___ Supplied information ___
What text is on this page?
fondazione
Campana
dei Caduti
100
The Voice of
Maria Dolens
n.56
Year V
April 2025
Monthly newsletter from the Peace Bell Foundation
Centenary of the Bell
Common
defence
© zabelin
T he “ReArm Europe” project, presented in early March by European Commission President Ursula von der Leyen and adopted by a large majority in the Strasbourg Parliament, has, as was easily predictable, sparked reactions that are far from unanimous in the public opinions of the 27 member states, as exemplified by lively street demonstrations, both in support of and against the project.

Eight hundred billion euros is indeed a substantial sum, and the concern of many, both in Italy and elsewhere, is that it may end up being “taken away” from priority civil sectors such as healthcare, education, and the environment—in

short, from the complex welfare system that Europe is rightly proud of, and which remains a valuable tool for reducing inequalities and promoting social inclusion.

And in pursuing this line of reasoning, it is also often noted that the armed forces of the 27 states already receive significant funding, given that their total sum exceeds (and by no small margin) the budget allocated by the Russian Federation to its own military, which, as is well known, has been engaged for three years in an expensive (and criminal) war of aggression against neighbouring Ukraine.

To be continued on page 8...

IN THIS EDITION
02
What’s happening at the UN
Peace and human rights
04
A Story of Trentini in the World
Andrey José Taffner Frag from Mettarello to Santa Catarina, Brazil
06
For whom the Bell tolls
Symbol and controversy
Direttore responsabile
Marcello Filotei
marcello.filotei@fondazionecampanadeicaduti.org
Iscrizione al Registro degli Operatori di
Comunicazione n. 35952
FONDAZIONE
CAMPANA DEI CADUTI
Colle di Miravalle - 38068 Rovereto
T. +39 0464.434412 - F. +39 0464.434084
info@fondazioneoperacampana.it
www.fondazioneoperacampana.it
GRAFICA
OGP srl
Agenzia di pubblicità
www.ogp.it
___
___ Supplied information ___
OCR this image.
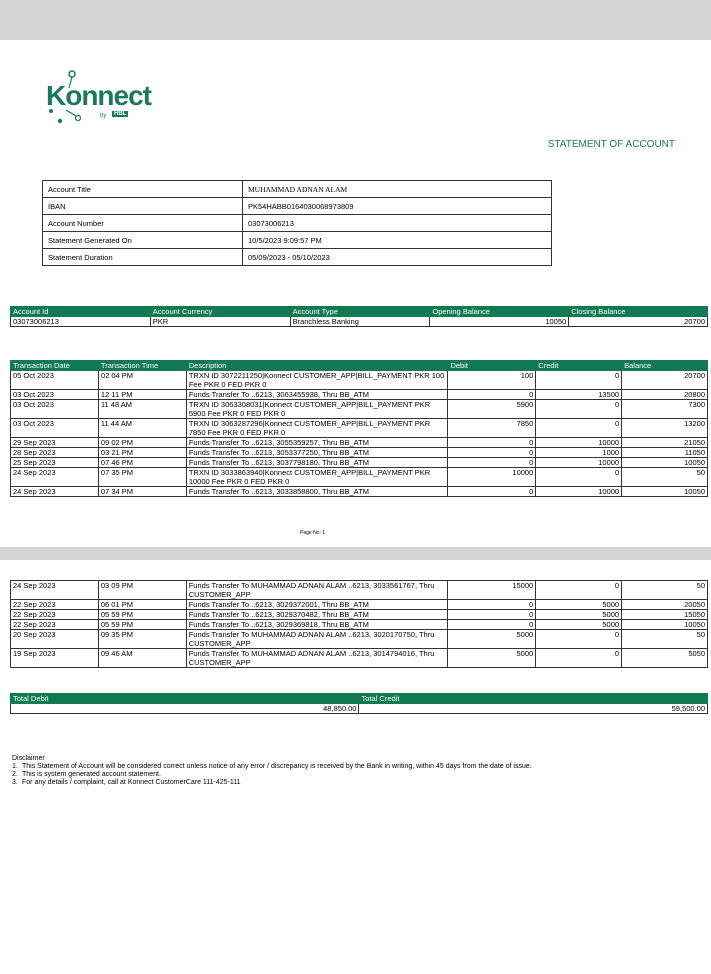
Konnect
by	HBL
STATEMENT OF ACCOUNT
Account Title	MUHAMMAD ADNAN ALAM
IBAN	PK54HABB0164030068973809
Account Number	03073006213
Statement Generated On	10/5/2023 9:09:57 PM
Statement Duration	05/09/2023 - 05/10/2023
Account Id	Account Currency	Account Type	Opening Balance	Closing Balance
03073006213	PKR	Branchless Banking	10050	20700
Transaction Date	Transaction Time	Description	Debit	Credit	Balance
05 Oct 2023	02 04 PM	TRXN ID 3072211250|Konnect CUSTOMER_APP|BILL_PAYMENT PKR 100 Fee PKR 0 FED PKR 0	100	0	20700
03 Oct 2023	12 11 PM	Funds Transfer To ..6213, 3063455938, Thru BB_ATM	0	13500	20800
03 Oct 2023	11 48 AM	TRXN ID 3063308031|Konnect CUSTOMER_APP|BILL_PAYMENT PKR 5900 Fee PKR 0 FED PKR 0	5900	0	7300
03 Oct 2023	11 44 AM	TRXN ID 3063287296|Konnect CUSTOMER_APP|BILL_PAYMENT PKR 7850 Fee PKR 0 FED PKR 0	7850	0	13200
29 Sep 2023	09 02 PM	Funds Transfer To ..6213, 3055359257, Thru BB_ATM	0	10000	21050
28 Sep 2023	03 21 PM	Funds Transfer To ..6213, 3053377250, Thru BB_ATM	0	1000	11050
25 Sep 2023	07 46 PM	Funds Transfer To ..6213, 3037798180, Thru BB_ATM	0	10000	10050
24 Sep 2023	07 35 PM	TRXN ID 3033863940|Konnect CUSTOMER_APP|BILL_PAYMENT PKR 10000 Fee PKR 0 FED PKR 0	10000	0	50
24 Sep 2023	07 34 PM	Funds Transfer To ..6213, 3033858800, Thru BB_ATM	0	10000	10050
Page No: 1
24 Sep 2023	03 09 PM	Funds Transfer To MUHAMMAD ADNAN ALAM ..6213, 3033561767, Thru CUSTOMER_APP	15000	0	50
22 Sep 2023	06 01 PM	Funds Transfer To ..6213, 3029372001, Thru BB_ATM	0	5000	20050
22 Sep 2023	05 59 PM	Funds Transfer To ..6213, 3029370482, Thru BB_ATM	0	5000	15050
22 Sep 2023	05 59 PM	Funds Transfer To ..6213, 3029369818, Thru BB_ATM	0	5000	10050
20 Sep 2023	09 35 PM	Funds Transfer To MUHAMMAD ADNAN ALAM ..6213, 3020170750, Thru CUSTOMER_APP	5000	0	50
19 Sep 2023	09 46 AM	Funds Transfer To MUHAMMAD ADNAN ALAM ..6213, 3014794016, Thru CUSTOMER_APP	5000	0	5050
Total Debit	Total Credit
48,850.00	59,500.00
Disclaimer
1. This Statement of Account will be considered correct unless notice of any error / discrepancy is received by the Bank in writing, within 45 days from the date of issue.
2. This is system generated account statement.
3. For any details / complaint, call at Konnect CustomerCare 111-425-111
___
___ Supplied information ___
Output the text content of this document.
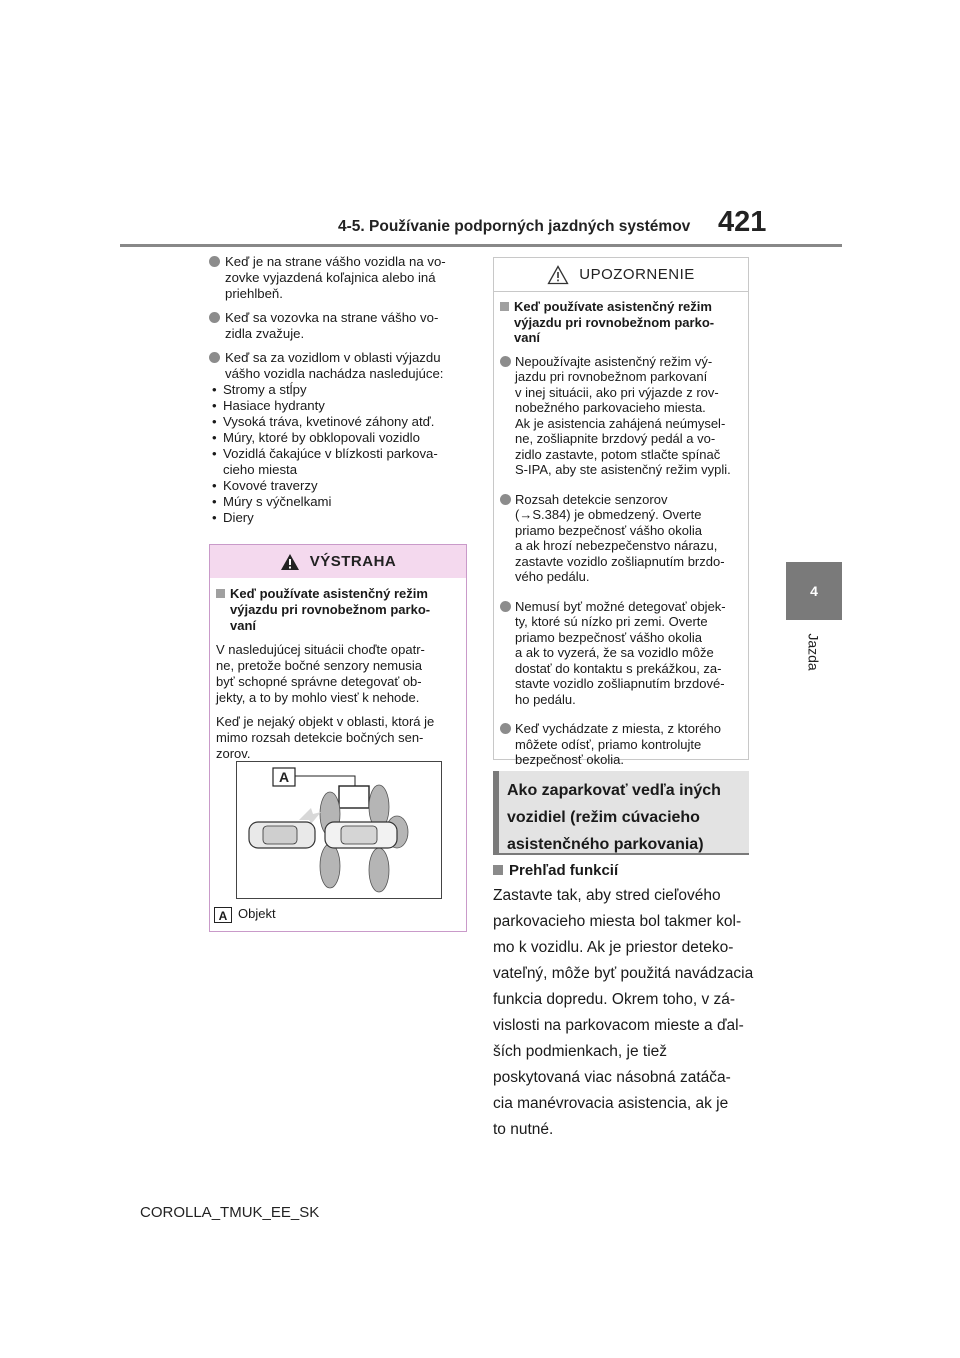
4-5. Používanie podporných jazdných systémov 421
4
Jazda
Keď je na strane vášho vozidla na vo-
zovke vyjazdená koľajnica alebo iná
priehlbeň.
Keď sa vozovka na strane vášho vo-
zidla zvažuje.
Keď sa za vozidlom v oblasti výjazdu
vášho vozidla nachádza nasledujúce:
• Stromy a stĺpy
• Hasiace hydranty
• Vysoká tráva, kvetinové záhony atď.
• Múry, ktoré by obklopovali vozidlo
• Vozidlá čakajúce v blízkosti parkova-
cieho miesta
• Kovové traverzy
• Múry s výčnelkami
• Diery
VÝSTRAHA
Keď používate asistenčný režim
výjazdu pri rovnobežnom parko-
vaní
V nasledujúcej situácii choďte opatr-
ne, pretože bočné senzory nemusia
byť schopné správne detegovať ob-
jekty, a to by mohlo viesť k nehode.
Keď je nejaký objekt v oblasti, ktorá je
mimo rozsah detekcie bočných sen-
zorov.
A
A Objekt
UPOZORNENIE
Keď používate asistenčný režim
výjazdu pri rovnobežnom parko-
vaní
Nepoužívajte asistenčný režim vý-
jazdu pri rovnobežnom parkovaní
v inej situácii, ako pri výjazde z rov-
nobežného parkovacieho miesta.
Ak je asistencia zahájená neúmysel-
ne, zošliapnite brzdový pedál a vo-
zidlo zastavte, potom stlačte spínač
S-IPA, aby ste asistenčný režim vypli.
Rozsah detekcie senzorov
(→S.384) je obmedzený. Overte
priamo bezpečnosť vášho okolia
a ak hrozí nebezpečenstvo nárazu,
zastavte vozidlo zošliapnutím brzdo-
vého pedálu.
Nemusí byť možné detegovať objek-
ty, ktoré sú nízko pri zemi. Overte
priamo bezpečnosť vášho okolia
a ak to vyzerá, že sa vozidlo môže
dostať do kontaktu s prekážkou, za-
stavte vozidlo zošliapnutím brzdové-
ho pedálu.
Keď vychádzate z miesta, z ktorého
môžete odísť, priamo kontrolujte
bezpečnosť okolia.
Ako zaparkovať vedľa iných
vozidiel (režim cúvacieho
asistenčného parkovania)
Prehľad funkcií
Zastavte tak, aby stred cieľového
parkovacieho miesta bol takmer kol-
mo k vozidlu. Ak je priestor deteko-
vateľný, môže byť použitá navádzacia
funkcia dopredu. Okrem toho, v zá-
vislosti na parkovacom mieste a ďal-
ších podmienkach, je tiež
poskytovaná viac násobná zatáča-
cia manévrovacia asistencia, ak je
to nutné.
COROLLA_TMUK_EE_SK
___
- Task:
Each line that has the word "vozidla" counts once. How many such lines are in the data? Give the number alone.

- Result:
2